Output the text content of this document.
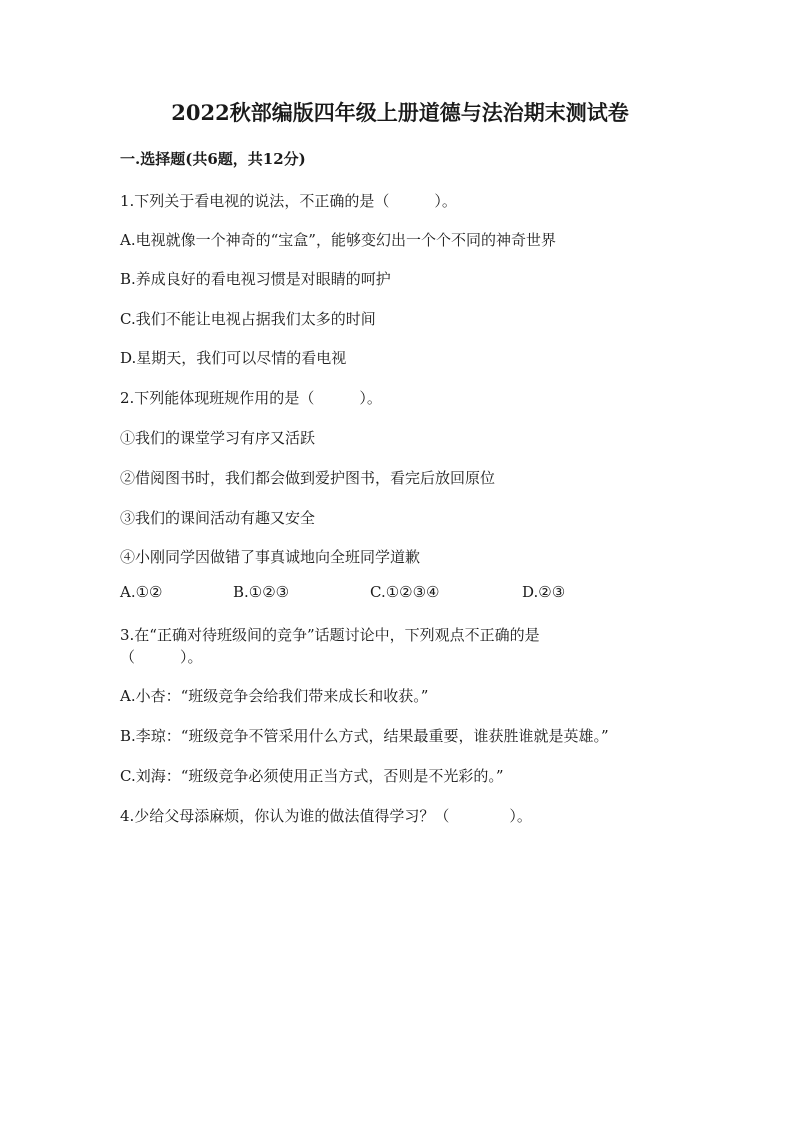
2022秋部编版四年级上册道德与法治期末测试卷
一.选择题(共6题，共12分)
1.下列关于看电视的说法，不正确的是（　　　）。
A.电视就像一个神奇的“宝盒”，能够变幻出一个个不同的神奇世界
B.养成良好的看电视习惯是对眼睛的呵护
C.我们不能让电视占据我们太多的时间
D.星期天，我们可以尽情的看电视
2.下列能体现班规作用的是（　　　）。
①我们的课堂学习有序又活跃
②借阅图书时，我们都会做到爱护图书，看完后放回原位
③我们的课间活动有趣又安全
④小刚同学因做错了事真诚地向全班同学道歉
A.①②	B.①②③	C.①②③④	D.②③
3.在“正确对待班级间的竞争”话题讨论中，下列观点不正确的是
（　　　）。
A.小杏：“班级竞争会给我们带来成长和收获。”
B.李琼：“班级竞争不管采用什么方式，结果最重要，谁获胜谁就是英雄。”
C.刘海：“班级竞争必须使用正当方式，否则是不光彩的。”
4.少给父母添麻烦，你认为谁的做法值得学习？（　　　　）。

# [Required work]
Output the records above exactly; leave out the pictures.

# [Response below]
Output the text content of this document.
2022秋部编版四年级上册道德与法治期末测试卷
一.选择题(共6题，共12分)
1.下列关于看电视的说法，不正确的是（　　　）。
A.电视就像一个神奇的“宝盒”，能够变幻出一个个不同的神奇世界
B.养成良好的看电视习惯是对眼睛的呵护
C.我们不能让电视占据我们太多的时间
D.星期天，我们可以尽情的看电视
2.下列能体现班规作用的是（　　　）。
①我们的课堂学习有序又活跃
②借阅图书时，我们都会做到爱护图书，看完后放回原位
③我们的课间活动有趣又安全
④小刚同学因做错了事真诚地向全班同学道歉
A.①②	B.①②③	C.①②③④	D.②③
3.在“正确对待班级间的竞争”话题讨论中，下列观点不正确的是
（　　　）。
A.小杏：“班级竞争会给我们带来成长和收获。”
B.李琼：“班级竞争不管采用什么方式，结果最重要，谁获胜谁就是英雄。”
C.刘海：“班级竞争必须使用正当方式，否则是不光彩的。”
4.少给父母添麻烦，你认为谁的做法值得学习？（　　　　）。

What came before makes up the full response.